** Text **

Step by Step Instructions
1. Click on the sheet you wish to filter. On the right side of the plot, you’ll see a More Options button.
This will produce a dropdown where we want to select a field to filter on. Under Filters we can then select the columns displayed. These are currently the ones we are using in the plot already. We will show you how to filter on additional columns momentarily. For now, let’s select Diameter
.
2. Selecting the field desired will then produce a filter!
3. Let’s add another. Let’s add the Height Range Id
as a filter too.
I’m going to move the plot so that we can focus on the filters and see all the popups here.
4. If we click on the filter we can then see a More Options icon.
This is where we can see all the filter style options.
Since both of these fields as measures, we can filter in the following ways:
Range of Values/Dates: This means you can filter the data to include or exclude more values. You can pick the minimum and maximum values.
At Least/Starting Date: This has a fixed maximum value and an open-ended minimum value that the user chooses.
At Most/Ending Date: This has a fixed minimum value with an open-ended maximum value that the user chooses.

** Extracted information **
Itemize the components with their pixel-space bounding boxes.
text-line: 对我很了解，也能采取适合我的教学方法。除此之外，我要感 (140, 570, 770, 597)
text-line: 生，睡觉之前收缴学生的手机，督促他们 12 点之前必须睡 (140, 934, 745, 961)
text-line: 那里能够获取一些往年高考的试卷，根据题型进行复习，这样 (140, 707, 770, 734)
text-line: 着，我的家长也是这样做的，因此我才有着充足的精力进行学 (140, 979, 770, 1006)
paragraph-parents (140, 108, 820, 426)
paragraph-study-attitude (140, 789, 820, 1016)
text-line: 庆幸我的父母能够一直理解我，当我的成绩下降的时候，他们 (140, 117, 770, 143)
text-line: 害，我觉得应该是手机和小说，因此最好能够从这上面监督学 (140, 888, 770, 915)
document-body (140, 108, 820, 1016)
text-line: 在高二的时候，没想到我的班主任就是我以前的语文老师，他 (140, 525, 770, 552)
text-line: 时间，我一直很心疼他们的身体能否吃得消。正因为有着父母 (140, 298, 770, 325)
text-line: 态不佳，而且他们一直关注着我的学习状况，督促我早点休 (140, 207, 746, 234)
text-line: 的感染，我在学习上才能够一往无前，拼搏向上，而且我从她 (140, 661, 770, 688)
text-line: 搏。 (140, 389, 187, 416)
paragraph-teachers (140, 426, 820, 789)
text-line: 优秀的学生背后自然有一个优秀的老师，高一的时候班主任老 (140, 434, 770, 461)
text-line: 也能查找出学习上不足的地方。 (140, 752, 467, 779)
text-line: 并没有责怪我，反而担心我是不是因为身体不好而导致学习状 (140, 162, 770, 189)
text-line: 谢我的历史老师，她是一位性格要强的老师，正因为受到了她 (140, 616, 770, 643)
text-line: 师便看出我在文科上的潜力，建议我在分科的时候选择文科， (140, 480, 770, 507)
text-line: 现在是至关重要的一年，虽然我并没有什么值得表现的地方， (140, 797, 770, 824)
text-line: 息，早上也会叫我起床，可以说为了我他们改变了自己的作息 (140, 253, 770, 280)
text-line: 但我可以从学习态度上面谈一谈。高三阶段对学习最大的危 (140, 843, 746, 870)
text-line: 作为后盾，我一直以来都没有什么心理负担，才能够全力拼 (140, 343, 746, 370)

** Complete the following **
1. In the filtering guide, which field is added as the second filter?
2. For each statement, answer yes or no according to the filtering guide, and quote the words that decide it.
(a) The first field picked as a filter is Diameter.
(b) The columns first listed under Filters are ones the plot does not use yet.
(c) The Range of Values/Dates option lets you pick both the minimum and the maximum values.
3. Pick up the filtering guide after its last sentence and keep it going.
The items have no connection to the filtering guide.

** Solved tasks **
1. The Height Range Id

2.
(a) Yes: "For now, let’s select Diameter"
(b) No: "These are currently the ones we are using in the plot already."
(c) Yes: "You can pick the minimum and maximum values."

3.
For periods there, there are 2 more called Relative to Now and Browse periods where the values must be continuous.
5. In order to filter the graphs by other columns, we must add it to the Filters card on the Worksheet page of the plot.
Locate yourself to the appropriate sheet using the tab at the bottom. Select the column you wish to filter the plot on and drag it to the Filters card. Here we are going to drag the Neighbourhood Name column.
This will create a pop-up where we can select the categories and values we wish to include. I will be selecting All
6. We can then return to our dashboard, click on the plot and see that Neighbourhood Name
has need added to the choice of filters.
This produces a list of all the neighbourhoods now.
7. Clicking on this filter and selecting the More Option icon, you’ll see all the different filtering styles.
Neighbourhood Name
is a Dimension. Dimensions have the following possible filtering styles (Source: help.tableau.com):
Single Value (List): A full list of all the possible values of the filter as radio buttons but only 1 can be selected at a time.
Multiple Values (List): Shows all the values in the filter as a list of checkboxes where multiple values can be selected.
Single Value (Dropdown): Displays the values of the filter in a drop-down list where only a single value can be selected at a time.
Multiple Values(Dropdown): Displays the values of the filter in a drop-down list where multiple values can be selected.
Single Value (Slider): Displays the values of the filter along a slider. Only a single value can be selected at a time. This option is useful for dimensions that have an implicit order such as dates.
Multiple Values (Custom List): Displays a text box where you can type a few characters and search for the value.
Wildcard Match: Displays a text box where you can type a few characters. All values that match those characters are automatically selected.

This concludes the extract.